* _Task data_
____

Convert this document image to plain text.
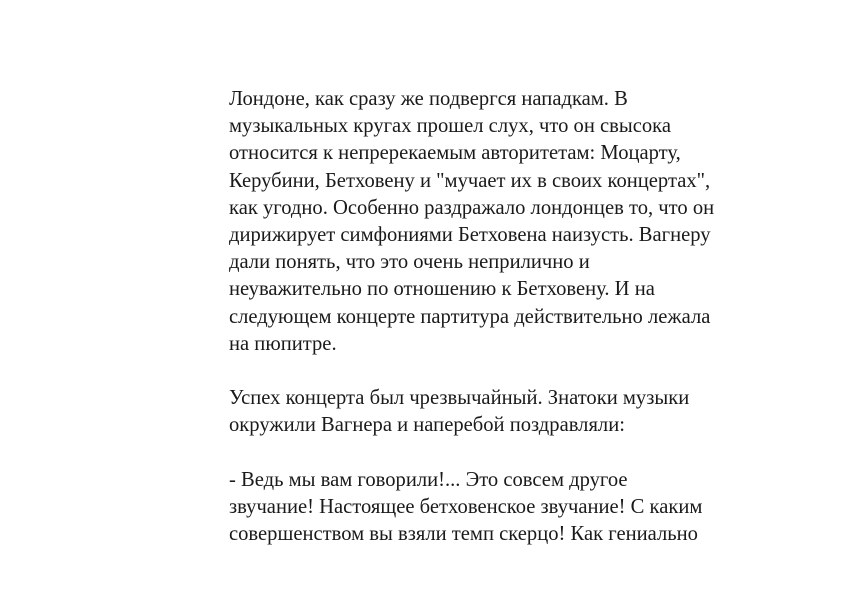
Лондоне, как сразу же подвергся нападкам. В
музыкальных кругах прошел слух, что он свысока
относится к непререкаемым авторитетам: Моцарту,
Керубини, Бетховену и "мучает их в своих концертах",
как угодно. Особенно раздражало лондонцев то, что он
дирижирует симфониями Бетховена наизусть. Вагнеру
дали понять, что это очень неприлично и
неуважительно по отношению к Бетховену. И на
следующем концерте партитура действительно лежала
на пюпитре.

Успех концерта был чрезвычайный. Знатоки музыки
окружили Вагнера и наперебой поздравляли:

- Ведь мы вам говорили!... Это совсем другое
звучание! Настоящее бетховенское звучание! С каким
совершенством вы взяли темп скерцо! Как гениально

____

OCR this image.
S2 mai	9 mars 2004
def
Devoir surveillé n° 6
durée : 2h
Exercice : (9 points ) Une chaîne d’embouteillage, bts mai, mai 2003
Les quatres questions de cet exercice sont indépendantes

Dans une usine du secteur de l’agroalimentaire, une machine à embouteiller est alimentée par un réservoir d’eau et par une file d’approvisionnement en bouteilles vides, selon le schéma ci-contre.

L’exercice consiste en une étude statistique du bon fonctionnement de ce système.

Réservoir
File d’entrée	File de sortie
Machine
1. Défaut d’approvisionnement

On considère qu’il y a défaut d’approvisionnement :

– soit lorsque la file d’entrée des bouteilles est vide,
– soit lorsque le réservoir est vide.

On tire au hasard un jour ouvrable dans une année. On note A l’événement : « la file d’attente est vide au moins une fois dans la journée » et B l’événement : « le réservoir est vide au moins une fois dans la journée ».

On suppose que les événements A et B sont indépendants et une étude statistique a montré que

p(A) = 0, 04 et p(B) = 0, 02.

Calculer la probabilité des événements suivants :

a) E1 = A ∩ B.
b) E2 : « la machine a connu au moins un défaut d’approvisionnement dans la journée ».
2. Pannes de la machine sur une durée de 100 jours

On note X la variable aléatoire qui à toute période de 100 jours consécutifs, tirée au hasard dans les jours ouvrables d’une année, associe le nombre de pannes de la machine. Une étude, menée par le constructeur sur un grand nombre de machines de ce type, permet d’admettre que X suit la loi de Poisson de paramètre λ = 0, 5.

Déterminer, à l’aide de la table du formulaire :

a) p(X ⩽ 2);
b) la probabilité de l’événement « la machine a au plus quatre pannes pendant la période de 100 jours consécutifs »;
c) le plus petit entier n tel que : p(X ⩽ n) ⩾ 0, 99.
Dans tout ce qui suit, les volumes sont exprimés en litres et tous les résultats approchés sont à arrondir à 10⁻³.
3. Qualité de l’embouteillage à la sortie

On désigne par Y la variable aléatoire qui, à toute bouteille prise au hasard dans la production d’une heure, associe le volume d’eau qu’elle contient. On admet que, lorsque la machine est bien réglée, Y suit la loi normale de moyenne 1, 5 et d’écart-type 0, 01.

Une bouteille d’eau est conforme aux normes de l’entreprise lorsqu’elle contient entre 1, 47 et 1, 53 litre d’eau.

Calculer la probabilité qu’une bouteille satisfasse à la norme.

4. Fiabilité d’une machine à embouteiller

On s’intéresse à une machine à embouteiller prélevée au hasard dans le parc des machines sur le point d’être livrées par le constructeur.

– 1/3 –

____

* _Problem_
How many lines in the listing above contain the string "type"? Answer with the number only.

* _The answer_
2